◆ Directions
Output the records. Match them exactly.

◆ Data for processing
---+---

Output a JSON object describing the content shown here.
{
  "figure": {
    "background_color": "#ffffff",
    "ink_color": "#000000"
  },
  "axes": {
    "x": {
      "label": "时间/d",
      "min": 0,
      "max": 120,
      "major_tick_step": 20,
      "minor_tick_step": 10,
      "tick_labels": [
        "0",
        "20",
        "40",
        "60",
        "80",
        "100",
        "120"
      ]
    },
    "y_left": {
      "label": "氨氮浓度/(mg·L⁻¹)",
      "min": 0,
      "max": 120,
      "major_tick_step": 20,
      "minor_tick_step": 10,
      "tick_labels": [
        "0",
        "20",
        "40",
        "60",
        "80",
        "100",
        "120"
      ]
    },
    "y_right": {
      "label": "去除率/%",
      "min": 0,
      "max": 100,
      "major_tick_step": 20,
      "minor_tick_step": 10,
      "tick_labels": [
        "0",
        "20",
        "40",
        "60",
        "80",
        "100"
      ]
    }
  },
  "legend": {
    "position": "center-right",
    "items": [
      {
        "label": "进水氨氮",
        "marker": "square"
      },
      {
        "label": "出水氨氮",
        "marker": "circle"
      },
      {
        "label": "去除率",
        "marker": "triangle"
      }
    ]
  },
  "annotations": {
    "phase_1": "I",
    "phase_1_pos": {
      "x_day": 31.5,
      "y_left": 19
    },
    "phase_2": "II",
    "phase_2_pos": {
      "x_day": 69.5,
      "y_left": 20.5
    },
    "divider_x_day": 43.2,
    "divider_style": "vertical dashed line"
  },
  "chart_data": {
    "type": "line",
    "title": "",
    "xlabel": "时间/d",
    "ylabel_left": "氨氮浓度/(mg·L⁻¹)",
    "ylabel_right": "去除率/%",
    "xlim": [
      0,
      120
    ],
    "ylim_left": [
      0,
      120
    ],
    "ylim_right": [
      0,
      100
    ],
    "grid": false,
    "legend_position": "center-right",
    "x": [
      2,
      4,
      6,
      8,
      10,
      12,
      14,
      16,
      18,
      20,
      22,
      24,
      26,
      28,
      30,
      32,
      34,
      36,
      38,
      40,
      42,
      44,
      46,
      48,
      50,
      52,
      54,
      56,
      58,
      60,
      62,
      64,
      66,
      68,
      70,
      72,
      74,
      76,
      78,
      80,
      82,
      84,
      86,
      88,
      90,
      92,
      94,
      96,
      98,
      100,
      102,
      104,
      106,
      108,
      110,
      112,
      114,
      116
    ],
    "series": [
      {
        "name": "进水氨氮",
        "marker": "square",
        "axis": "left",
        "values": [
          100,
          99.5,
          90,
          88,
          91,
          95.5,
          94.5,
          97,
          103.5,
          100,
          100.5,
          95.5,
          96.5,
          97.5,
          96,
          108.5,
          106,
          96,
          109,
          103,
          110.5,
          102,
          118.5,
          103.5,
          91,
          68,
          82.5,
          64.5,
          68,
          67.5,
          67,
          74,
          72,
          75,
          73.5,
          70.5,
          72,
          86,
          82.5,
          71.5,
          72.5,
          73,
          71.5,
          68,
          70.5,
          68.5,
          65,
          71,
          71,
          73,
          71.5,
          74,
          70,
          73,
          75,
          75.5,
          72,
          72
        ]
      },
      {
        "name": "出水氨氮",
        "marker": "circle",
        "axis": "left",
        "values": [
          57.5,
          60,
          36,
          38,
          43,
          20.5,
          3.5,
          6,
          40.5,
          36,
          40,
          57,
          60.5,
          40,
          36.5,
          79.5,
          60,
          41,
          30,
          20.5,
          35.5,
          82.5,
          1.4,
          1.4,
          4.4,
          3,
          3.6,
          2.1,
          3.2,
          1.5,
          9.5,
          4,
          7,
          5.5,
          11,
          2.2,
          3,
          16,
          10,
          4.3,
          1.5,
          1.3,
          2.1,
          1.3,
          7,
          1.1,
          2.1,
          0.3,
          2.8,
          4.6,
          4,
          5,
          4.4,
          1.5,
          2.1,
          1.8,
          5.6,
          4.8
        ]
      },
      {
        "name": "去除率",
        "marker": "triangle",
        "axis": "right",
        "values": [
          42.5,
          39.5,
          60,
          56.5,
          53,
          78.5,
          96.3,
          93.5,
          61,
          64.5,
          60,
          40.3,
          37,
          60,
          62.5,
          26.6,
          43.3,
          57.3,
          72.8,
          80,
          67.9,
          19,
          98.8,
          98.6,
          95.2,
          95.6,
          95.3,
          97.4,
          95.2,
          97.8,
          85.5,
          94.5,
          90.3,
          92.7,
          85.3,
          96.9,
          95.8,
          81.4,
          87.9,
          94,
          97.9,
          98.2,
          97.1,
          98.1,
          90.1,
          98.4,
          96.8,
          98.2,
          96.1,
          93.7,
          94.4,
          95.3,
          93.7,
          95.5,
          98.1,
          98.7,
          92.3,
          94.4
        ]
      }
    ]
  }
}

---+---

◆ Final result
Output a JSON object describing the content shown here.
{
  "figure": {
    "background_color": "#ffffff",
    "ink_color": "#000000"
  },
  "axes": {
    "x": {
      "label": "时间/d",
      "min": 0,
      "max": 120,
      "major_tick_step": 20,
      "minor_tick_step": 10,
      "tick_labels": [
        "0",
        "20",
        "40",
        "60",
        "80",
        "100",
        "120"
      ]
    },
    "y_left": {
      "label": "氨氮浓度/(mg·L⁻¹)",
      "min": 0,
      "max": 120,
      "major_tick_step": 20,
      "minor_tick_step": 10,
      "tick_labels": [
        "0",
        "20",
        "40",
        "60",
        "80",
        "100",
        "120"
      ]
    },
    "y_right": {
      "label": "去除率/%",
      "min": 0,
      "max": 100,
      "major_tick_step": 20,
      "minor_tick_step": 10,
      "tick_labels": [
        "0",
        "20",
        "40",
        "60",
        "80",
        "100"
      ]
    }
  },
  "legend": {
    "position": "center-right",
    "items": [
      {
        "label": "进水氨氮",
        "marker": "square"
      },
      {
        "label": "出水氨氮",
        "marker": "circle"
      },
      {
        "label": "去除率",
        "marker": "triangle"
      }
    ]
  },
  "annotations": {
    "phase_1": "I",
    "phase_1_pos": {
      "x_day": 31.5,
      "y_left": 19
    },
    "phase_2": "II",
    "phase_2_pos": {
      "x_day": 69.5,
      "y_left": 20.5
    },
    "divider_x_day": 43.2,
    "divider_style": "vertical dashed line"
  },
  "chart_data": {
    "type": "line",
    "title": "",
    "xlabel": "时间/d",
    "ylabel_left": "氨氮浓度/(mg·L⁻¹)",
    "ylabel_right": "去除率/%",
    "xlim": [
      0,
      120
    ],
    "ylim_left": [
      0,
      120
    ],
    "ylim_right": [
      0,
      100
    ],
    "grid": false,
    "legend_position": "center-right",
    "x": [
      2,
      4,
      6,
      8,
      10,
      12,
      14,
      16,
      18,
      20,
      22,
      24,
      26,
      28,
      30,
      32,
      34,
      36,
      38,
      40,
      42,
      44,
      46,
      48,
      50,
      52,
      54,
      56,
      58,
      60,
      62,
      64,
      66,
      68,
      70,
      72,
      74,
      76,
      78,
      80,
      82,
      84,
      86,
      88,
      90,
      92,
      94,
      96,
      98,
      100,
      102,
      104,
      106,
      108,
      110,
      112,
      114,
      116
    ],
    "series": [
      {
        "name": "进水氨氮",
        "marker": "square",
        "axis": "left",
        "values": [
          100,
          99.5,
          90,
          88,
          91,
          95.5,
          94.5,
          97,
          103.5,
          100,
          100.5,
          95.5,
          96.5,
          97.5,
          96,
          108.5,
          106,
          96,
          109,
          103,
          110.5,
          102,
          118.5,
          103.5,
          91,
          68,
          82.5,
          64.5,
          68,
          67.5,
          67,
          74,
          72,
          75,
          73.5,
          70.5,
          72,
          86,
          82.5,
          71.5,
          72.5,
          73,
          71.5,
          68,
          70.5,
          68.5,
          65,
          71,
          71,
          73,
          71.5,
          74,
          70,
          73,
          75,
          75.5,
          72,
          72
        ]
      },
      {
        "name": "出水氨氮",
        "marker": "circle",
        "axis": "left",
        "values": [
          57.5,
          60,
          36,
          38,
          43,
          20.5,
          3.5,
          6,
          40.5,
          36,
          40,
          57,
          60.5,
          40,
          36.5,
          79.5,
          60,
          41,
          30,
          20.5,
          35.5,
          82.5,
          1.4,
          1.4,
          4.4,
          3,
          3.6,
          2.1,
          3.2,
          1.5,
          9.5,
          4,
          7,
          5.5,
          11,
          2.2,
          3,
          16,
          10,
          4.3,
          1.5,
          1.3,
          2.1,
          1.3,
          7,
          1.1,
          2.1,
          0.3,
          2.8,
          4.6,
          4,
          5,
          4.4,
          1.5,
          2.1,
          1.8,
          5.6,
          4.8
        ]
      },
      {
        "name": "去除率",
        "marker": "triangle",
        "axis": "right",
        "values": [
          42.5,
          39.5,
          60,
          56.5,
          53,
          78.5,
          96.3,
          93.5,
          61,
          64.5,
          60,
          40.3,
          37,
          60,
          62.5,
          26.6,
          43.3,
          57.3,
          72.8,
          80,
          67.9,
          19,
          98.8,
          98.6,
          95.2,
          95.6,
          95.3,
          97.4,
          95.2,
          97.8,
          85.5,
          94.5,
          90.3,
          92.7,
          85.3,
          96.9,
          95.8,
          81.4,
          87.9,
          94,
          97.9,
          98.2,
          97.1,
          98.1,
          90.1,
          98.4,
          96.8,
          98.2,
          96.1,
          93.7,
          94.4,
          95.3,
          93.7,
          95.5,
          98.1,
          98.7,
          92.3,
          94.4
        ]
      }
    ]
  }
}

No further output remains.